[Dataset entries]
>>>>

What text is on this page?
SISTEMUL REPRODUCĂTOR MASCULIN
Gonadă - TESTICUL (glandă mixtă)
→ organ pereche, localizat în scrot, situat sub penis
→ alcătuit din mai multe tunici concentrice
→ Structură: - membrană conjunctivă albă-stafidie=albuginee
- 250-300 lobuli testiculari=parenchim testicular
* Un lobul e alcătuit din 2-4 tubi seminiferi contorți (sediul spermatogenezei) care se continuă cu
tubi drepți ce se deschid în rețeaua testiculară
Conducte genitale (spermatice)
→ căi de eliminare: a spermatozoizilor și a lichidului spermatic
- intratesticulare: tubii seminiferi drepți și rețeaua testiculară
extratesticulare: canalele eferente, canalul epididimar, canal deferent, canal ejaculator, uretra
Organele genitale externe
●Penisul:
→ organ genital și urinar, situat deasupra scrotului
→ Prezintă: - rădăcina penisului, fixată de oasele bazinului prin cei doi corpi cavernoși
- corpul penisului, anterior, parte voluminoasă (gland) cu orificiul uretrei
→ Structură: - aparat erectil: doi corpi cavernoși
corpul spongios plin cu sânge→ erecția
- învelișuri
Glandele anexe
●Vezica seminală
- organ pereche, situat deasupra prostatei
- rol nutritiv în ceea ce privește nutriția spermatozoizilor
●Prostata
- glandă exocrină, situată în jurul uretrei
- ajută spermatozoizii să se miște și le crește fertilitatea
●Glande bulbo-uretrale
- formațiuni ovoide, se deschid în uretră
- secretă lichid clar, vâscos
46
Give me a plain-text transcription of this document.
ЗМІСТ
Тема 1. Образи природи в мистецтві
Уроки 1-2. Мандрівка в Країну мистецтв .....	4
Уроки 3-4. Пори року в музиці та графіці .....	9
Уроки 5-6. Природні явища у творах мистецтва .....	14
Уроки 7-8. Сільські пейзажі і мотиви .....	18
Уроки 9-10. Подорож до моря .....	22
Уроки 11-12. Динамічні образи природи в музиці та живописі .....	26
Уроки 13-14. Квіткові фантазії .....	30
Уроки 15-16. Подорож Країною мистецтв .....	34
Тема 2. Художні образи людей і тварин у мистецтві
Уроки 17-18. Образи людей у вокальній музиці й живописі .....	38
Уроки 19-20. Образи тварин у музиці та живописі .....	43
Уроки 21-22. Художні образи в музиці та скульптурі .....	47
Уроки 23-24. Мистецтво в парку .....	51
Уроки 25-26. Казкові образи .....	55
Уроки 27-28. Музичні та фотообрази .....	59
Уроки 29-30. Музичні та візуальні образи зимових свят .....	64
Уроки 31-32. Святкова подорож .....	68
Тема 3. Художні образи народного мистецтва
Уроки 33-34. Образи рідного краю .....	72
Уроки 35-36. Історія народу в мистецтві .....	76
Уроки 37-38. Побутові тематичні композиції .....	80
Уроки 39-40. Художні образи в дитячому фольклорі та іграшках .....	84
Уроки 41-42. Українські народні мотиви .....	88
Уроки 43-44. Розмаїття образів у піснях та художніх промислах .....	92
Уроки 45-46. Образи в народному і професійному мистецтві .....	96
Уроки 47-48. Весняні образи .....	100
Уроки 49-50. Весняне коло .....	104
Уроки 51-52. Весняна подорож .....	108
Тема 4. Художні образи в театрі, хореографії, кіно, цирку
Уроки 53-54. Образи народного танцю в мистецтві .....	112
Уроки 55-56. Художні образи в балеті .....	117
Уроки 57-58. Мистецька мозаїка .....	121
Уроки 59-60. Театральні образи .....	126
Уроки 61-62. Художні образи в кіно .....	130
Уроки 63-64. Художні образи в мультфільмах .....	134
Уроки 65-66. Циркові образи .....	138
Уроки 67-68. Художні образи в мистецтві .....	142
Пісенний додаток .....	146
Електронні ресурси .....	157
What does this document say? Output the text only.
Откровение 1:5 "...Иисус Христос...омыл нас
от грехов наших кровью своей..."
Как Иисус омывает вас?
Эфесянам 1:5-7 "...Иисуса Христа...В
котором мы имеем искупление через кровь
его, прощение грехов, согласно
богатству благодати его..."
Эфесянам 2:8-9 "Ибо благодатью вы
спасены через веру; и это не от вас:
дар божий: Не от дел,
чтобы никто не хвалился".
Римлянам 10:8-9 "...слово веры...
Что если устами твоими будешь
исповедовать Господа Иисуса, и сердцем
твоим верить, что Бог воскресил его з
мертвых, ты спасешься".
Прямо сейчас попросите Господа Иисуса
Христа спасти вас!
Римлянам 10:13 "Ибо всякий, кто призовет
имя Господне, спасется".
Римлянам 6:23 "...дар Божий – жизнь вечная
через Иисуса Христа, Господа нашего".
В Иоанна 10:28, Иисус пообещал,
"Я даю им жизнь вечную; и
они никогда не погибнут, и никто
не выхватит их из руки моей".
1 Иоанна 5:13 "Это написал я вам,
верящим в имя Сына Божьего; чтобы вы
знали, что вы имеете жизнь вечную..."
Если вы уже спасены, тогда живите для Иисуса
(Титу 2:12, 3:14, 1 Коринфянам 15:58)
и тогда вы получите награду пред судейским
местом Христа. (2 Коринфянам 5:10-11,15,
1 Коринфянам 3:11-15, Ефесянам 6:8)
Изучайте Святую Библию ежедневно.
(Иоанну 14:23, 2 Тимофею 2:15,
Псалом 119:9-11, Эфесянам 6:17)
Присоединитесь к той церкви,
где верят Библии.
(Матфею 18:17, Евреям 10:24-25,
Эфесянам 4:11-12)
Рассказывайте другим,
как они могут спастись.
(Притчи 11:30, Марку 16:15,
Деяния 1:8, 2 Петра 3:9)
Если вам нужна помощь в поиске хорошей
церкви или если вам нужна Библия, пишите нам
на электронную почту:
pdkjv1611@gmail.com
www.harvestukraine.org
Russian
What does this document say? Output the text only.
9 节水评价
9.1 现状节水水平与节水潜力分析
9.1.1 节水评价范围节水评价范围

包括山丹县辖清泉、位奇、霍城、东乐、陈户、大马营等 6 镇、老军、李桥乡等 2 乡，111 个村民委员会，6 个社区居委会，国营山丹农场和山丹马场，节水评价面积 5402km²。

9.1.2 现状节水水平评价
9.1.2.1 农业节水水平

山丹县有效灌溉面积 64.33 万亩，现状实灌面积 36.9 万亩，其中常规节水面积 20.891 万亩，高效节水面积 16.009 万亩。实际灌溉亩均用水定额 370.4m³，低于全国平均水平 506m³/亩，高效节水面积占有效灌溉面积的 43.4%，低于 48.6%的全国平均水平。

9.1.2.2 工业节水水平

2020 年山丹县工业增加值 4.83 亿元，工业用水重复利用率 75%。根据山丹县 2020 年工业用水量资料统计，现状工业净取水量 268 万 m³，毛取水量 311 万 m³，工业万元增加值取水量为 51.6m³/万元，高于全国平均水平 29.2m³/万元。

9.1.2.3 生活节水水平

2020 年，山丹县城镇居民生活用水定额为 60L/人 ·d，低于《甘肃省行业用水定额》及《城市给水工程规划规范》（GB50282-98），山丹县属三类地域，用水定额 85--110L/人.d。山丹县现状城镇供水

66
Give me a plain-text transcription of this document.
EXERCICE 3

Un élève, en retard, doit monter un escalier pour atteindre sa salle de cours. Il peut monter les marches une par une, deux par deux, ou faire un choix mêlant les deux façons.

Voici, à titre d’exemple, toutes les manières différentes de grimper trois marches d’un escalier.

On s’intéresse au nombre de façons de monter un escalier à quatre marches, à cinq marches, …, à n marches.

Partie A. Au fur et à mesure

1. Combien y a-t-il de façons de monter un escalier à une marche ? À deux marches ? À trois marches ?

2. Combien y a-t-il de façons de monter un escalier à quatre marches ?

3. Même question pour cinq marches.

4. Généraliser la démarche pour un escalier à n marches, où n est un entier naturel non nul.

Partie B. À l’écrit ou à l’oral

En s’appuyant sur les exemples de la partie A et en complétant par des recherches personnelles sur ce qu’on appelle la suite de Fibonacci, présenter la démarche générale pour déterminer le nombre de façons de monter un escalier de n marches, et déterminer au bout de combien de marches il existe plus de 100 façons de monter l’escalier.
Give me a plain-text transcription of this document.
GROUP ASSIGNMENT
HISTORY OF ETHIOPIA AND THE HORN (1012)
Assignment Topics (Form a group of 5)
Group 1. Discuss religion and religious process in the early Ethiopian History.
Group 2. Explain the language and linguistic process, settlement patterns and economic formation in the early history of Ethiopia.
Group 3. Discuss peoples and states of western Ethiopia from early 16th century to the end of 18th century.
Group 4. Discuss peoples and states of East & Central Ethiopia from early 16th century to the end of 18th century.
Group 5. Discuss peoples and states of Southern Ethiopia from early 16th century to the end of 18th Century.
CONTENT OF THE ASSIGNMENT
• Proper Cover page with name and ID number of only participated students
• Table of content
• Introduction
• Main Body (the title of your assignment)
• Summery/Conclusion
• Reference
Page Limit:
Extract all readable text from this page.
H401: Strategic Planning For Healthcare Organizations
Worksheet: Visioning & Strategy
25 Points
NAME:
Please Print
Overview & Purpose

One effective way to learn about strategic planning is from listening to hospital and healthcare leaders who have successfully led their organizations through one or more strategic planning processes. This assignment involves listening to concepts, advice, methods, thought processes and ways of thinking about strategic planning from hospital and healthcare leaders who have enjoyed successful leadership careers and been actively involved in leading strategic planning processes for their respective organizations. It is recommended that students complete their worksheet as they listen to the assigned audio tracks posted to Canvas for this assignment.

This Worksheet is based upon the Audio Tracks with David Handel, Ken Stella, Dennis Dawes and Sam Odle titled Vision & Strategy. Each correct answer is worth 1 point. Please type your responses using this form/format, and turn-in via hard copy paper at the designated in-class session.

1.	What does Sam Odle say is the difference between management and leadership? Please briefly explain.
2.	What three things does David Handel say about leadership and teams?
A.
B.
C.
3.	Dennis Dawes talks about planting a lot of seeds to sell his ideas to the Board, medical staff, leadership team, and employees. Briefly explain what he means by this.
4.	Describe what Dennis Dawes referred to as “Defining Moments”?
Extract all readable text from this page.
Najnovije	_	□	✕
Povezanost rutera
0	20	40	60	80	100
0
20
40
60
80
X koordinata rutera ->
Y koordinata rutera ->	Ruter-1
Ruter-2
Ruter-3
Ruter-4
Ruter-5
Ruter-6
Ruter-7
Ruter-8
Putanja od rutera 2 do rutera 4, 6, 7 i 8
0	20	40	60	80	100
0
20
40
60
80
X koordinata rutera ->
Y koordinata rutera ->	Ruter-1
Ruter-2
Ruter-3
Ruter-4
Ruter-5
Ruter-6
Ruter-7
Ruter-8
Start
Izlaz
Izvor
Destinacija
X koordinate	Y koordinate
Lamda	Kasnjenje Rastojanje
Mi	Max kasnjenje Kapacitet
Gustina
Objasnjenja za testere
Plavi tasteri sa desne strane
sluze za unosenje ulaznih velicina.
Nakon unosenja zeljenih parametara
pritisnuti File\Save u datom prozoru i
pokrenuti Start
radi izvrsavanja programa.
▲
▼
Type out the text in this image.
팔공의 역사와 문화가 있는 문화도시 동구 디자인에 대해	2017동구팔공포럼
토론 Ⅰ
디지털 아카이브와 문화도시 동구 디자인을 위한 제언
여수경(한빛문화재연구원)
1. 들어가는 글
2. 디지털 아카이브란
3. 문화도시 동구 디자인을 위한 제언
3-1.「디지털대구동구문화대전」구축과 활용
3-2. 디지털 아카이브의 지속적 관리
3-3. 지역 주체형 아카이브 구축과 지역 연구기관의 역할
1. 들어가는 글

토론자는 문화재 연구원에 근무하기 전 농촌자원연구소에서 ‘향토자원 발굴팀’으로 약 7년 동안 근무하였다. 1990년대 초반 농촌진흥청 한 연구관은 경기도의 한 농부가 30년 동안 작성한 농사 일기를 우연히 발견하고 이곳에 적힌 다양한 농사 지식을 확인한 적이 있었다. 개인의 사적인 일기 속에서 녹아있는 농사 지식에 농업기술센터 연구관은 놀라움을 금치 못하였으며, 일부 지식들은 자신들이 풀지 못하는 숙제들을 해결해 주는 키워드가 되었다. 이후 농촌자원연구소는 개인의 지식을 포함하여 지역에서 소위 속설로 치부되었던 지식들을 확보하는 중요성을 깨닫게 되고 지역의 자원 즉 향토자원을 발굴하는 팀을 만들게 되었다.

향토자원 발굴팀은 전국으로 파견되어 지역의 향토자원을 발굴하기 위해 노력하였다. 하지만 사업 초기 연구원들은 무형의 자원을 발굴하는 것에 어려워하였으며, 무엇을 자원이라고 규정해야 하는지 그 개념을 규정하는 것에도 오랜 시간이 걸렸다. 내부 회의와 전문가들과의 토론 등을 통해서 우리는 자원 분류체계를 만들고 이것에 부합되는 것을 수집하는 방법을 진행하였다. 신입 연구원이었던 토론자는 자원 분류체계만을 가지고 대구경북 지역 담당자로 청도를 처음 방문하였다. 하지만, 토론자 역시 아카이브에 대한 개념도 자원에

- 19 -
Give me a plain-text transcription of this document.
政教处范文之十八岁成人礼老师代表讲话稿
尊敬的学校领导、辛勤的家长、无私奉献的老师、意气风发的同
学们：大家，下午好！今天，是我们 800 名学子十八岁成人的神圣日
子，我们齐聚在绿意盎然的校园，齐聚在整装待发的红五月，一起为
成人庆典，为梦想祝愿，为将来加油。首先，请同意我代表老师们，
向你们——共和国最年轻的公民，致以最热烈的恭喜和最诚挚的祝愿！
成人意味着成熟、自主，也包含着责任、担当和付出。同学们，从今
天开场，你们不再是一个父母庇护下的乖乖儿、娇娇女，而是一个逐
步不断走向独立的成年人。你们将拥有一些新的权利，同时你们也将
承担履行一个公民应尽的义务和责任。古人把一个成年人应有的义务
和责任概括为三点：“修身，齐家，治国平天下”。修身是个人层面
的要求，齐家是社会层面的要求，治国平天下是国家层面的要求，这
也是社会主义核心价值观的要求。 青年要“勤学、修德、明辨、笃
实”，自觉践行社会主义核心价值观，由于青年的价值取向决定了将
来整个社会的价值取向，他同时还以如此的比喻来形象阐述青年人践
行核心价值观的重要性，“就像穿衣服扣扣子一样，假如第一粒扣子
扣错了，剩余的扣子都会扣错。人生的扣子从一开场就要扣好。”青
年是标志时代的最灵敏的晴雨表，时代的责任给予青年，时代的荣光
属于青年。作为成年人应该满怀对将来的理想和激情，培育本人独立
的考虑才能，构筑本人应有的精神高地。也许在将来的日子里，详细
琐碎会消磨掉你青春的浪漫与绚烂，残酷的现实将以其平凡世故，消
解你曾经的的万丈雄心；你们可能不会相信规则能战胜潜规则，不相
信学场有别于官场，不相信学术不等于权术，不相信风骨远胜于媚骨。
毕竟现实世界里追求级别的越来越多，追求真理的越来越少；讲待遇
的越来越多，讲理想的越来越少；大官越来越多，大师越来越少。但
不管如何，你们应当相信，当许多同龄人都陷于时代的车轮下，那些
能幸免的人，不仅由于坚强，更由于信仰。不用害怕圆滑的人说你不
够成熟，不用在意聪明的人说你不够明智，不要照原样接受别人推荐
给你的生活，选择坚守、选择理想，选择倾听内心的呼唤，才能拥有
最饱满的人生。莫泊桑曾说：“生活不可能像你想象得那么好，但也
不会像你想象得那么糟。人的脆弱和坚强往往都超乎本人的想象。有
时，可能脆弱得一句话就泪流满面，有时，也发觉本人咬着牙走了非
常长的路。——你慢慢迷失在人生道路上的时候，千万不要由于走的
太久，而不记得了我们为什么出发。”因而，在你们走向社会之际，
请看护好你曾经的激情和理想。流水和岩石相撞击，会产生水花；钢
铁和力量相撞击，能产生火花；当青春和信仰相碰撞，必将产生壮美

<<<<

* Exercise description *
Gather all lines where the word "грехов" appears.

* Final result *
от грехов наших кровью своей..."
его, прощение грехов, согласно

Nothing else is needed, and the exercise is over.